• **DOCUMENT SEGMENT**
.....

Case Report Open Access
Copyright ©The Author(s) 2019. Published by Baishideng Publishing Group Inc. All rights reserved.
World J Clin Cases. Dec 26, 2019; 7(24): 4327-4333
Published online Dec 26, 2019. doi: 10.12998/wjcc.v7.i24.4327
Percutaneous management of atrium and lung perforation: A case report
Xu Zhou, Feng Ze, Ding Li, Xue-Bin Li, Department of Cardiac Electrophysiology, Peking University People’s Hospital, Beijing 100044, China
ORCID number: Xu Zhou (0000-0001-8417-2368); Feng Ze (0000-0001-9561-2402); Ding Li (0000-0001-5496-5092); Xue-Bin Li (0000-0002-8253-8490).
Author contributions: Li XB contributed to the conception and design of the work; Ze F and Li D collected the patient’s clinical data; Zhou X analyzed the data and wrote the paper.
Informed consent statement: Consent was obtained from the patient for publication of this report and any accompanying images.
Conflict-of-interest statement: The authors declare that they have no conflicts of interest.
CARE Checklist (2016) statement: The manuscript was prepared and revised according to the CARE Checklist (2016).
Open-Access: This article is an open-access article which was selected by an in-house editor and fully peer-reviewed by external reviewers. It is distributed in accordance with the Creative Commons Attribution Non Commercial (CC BY-NC 4.0) license, which permits others to distribute, remix, adapt, build upon this work non-commercially, and license their derivative works on different terms, provided the original work is properly cited and the use is non-commercial. See: http://creativecommons.org/licenses/by-nc/4.0/
Corresponding author: Xue-Bin Li, PhD, Academic Fellow, Chief Doctor, Department of Cardiac Electrophysiology, Peking University People’s Hospital, 11 Xizhimen South Street, Xicheng District, Beijing 100044, China. lxbpku@163.com
Telephone: +86-13701107107 Fax: +86-10-88325353
Received: September 16, 2019
Peer-review started: September 16, 2019
First decision: October 24, 2019
Revised: October 30, 2019
Accepted: November 15, 2019
Article in press: November 15, 2019
Published online: December 26, 2019
Processing time: 100 Days and 0 Hours

Abstract
BACKGROUND

Cardiac perforation by a transvenous lead is an uncommon but serious complication. Delayed perforation, defined as migration and perforation of an implanted lead at least 1 mo after implantation, is exceedingly rare and prone to underdiagnosis, and its optimal management is currently unclear. We report an uneventful transvenous extraction of an active fixation lead that led to delayed perforation of the right atrium, pericardium, and lung, disclosed 2 mo after implantation.

.....

• **TO DO**
Continue the case report on percutaneous management of atrium and lung perforation, picking up after the last sentence of its abstract's Background section.

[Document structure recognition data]
.....

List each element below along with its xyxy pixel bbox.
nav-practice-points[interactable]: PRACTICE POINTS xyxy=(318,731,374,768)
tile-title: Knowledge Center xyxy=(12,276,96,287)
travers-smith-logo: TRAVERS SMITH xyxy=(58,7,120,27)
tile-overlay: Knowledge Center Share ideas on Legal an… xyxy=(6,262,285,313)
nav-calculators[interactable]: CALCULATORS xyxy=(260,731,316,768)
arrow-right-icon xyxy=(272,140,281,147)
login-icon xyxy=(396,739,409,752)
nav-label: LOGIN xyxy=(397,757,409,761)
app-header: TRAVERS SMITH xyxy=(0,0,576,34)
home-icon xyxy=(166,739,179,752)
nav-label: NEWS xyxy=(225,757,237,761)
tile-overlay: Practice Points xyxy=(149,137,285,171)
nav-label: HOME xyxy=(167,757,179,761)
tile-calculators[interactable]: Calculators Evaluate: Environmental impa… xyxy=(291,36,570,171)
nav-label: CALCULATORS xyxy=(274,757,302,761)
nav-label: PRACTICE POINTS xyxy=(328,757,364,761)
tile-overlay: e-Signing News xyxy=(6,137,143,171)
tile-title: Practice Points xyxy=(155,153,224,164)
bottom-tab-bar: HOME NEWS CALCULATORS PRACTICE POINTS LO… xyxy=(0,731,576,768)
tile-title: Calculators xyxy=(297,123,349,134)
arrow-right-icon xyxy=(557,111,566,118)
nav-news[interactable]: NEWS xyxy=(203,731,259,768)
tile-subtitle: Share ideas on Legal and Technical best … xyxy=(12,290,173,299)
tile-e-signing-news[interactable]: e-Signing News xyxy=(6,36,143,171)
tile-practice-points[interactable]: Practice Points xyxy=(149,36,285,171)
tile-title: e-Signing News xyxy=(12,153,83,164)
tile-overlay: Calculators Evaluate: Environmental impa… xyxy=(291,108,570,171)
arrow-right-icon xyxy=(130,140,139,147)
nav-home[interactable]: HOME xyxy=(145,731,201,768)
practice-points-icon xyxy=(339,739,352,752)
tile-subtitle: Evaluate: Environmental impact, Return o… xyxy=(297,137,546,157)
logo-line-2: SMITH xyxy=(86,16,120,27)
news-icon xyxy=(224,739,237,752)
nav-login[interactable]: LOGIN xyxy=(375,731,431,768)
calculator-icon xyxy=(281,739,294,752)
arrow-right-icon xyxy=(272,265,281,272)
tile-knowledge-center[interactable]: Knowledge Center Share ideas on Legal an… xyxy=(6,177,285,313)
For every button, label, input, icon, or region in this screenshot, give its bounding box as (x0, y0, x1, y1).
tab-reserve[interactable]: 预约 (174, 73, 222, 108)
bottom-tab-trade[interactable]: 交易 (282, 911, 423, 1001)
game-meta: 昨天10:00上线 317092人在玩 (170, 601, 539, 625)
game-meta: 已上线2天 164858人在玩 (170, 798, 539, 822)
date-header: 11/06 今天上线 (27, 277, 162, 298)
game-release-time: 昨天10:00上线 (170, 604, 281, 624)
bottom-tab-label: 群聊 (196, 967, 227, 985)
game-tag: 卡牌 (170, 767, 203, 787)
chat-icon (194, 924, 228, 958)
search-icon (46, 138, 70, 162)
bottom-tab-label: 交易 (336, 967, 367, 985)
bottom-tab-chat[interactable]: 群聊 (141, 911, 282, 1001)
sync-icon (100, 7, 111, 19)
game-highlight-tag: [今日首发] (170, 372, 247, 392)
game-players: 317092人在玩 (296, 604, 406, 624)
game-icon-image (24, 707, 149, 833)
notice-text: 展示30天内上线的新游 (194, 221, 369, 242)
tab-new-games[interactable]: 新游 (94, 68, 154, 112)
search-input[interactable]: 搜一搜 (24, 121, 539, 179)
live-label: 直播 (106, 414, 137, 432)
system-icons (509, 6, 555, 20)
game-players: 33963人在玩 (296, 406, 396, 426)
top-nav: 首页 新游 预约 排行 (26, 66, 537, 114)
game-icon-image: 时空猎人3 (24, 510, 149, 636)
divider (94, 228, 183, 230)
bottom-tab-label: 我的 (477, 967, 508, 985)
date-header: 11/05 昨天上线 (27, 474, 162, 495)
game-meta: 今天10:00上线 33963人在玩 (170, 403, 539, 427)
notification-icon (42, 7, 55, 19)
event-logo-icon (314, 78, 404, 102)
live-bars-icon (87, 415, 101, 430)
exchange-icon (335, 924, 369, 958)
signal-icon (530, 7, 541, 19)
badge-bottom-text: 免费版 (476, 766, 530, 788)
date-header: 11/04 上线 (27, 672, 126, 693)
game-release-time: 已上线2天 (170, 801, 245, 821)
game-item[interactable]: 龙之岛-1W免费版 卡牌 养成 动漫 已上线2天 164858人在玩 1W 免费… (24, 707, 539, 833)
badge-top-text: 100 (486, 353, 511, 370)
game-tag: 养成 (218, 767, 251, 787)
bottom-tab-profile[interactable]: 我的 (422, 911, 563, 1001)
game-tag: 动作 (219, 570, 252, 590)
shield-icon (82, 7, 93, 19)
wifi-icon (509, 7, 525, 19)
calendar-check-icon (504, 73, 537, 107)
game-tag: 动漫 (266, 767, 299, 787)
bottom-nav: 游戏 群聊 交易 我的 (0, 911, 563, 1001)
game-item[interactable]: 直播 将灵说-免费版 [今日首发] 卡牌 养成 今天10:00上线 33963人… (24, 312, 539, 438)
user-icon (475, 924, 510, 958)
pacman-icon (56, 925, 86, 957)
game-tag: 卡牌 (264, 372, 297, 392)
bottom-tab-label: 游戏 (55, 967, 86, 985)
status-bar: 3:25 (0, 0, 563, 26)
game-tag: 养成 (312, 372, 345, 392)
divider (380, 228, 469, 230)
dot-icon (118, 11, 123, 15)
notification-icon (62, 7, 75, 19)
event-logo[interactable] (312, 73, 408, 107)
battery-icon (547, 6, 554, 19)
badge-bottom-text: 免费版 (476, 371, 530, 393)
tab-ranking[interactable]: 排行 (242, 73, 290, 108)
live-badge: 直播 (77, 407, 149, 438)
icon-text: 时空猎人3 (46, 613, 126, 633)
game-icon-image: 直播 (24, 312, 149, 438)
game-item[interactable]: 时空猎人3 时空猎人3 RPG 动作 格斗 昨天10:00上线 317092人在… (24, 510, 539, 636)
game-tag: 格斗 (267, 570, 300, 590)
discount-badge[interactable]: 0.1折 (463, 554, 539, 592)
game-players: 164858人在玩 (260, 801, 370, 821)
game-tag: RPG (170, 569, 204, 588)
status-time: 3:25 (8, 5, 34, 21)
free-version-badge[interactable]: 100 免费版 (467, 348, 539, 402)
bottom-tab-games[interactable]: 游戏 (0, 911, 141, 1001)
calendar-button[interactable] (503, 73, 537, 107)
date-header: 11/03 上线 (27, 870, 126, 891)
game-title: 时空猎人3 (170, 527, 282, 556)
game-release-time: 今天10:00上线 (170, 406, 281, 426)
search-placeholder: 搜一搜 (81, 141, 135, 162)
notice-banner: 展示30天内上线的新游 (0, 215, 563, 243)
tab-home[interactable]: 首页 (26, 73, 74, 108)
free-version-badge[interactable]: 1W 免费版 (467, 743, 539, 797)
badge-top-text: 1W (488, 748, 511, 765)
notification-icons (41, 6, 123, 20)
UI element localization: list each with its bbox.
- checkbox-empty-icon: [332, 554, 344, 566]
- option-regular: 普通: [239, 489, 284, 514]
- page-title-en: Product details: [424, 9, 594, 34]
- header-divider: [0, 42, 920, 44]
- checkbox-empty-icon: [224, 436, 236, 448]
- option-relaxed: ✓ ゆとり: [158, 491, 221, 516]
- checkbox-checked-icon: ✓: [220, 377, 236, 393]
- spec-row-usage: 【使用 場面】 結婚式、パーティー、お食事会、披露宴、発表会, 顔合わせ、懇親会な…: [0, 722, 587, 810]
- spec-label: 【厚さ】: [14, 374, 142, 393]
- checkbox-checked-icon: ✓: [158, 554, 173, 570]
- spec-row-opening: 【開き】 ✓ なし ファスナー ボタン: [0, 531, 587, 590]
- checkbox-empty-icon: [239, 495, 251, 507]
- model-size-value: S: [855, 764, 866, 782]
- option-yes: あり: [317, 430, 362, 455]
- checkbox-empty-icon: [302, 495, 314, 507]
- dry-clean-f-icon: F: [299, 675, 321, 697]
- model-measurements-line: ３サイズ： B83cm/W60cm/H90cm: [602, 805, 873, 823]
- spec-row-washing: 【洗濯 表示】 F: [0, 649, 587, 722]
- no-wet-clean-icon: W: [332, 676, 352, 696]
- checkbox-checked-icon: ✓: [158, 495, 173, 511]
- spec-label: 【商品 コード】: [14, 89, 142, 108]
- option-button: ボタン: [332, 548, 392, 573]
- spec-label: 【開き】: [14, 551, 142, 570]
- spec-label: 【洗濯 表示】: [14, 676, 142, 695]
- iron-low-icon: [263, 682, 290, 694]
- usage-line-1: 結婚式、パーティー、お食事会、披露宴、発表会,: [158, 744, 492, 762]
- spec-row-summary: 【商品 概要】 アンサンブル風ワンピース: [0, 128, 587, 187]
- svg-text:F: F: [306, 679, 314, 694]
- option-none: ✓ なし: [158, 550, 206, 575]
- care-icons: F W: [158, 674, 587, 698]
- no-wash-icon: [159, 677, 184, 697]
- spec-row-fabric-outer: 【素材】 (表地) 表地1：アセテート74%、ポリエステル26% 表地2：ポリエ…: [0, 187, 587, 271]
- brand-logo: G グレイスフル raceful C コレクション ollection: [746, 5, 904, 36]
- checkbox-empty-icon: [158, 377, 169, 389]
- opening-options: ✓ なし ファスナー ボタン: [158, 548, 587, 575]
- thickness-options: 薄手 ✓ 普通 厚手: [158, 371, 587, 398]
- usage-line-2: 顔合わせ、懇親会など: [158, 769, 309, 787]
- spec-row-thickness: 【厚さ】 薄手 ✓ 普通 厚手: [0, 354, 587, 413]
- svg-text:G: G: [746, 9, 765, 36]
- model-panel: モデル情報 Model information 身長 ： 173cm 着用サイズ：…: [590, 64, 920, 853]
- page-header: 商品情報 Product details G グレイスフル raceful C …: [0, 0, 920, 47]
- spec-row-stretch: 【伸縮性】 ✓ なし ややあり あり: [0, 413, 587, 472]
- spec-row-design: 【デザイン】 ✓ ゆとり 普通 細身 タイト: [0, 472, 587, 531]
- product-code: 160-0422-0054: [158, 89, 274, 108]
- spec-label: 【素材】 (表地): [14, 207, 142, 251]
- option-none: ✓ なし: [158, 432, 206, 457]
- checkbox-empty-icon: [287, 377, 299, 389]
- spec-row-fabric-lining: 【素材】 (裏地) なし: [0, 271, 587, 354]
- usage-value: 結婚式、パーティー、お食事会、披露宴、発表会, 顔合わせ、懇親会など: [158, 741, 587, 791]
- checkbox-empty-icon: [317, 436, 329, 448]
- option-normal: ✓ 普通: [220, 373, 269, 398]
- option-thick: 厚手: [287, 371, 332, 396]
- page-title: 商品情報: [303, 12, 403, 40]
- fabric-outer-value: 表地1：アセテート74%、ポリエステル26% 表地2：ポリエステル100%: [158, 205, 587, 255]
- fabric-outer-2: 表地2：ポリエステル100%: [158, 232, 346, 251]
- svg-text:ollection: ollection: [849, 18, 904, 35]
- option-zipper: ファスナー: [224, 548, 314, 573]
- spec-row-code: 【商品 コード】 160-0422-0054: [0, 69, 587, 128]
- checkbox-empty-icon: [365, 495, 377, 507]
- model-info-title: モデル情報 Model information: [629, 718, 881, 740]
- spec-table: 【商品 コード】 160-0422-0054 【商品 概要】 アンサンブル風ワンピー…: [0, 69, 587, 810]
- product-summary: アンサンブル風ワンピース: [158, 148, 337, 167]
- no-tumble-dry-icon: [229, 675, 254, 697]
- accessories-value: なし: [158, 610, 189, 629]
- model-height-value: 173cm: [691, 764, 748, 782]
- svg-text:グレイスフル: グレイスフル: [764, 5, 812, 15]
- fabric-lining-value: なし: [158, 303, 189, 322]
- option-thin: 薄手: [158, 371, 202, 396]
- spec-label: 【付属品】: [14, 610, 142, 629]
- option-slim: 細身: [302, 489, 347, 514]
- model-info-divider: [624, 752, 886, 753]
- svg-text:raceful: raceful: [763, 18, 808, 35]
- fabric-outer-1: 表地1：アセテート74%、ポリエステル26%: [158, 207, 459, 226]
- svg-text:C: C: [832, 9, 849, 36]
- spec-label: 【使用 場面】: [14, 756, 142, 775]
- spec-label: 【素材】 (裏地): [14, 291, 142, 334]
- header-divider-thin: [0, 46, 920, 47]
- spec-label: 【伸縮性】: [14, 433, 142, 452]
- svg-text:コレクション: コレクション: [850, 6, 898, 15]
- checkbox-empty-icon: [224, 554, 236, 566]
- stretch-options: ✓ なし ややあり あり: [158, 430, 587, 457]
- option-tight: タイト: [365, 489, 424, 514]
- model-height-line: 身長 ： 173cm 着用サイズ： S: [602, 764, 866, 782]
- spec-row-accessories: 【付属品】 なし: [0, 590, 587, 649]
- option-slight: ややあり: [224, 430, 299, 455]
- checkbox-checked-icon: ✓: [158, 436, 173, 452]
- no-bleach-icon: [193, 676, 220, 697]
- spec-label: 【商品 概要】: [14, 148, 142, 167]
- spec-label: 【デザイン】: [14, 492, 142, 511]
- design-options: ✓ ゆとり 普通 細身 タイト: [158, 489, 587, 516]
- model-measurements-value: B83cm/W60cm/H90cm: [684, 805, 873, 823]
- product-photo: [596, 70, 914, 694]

.....

• **RESULT**
CASE SUMMARY

A 61-year-old woman with atrial lead perforation was transferred to our center. She had a dual-chamber pacemaker with active fixation leads implanted 8 mo previously. At 2 mo after implantation, she complained of chest pain and hemoptysis. Chest computed tomography revealed atrial lead migration into the lung. No pericardial or pleural effusion was detected. She underwent transvenous lead extraction in the electrophysiology room with surgical backup. The percutaneous subxiphoid pericardial puncture was performed first, and a pigtail catheter was left in the pericardial sac throughout the procedure. Then, a new active fixation lead was implanted at a different site with less tension. After the active screw was retracted, the culprit atrial lead was explanted successfully with simple traction. There were no complications during or after the procedure. The patient recovered well and follow-up was uneventful.

CONCLUSION

Percutaneous management of perforated active fixation lead outside the pericardial sac under surgical backup is safe and effective.

Key Words: Lead perforation; Transvenous lead extraction; Percutaneous subxiphoid pericardial puncture; Pacemaker lead; Active fixation; Case report

Core tip: Delayed lead perforation is a rare complication but can be life-threatening. Surgical management is recommended by expert consensus. We describe a delayed lead perforation of the right atrium, pericardium, and lung, which was successfully managed by transvenous lead extraction followed by preoperative pericardial drainage.



INTRODUCTION

Delayed complications of pacemaker implantation that are well recognized include infection, lead malfunction, and subclavian vein thrombosis. Less well recognized as a late complication of device implantation is lead perforation. Delayed cardiac perforation (diagnosed 1 mo or later after implantation) by a pacemaker lead is a rare complication but can be life-threatening if misdiagnosed. The optimal management of this complication remains unclear. The traditional approach to correcting this problem has been an open surgical procedure, especially when the lead has migrated beyond the pericardial space or into other organs[1].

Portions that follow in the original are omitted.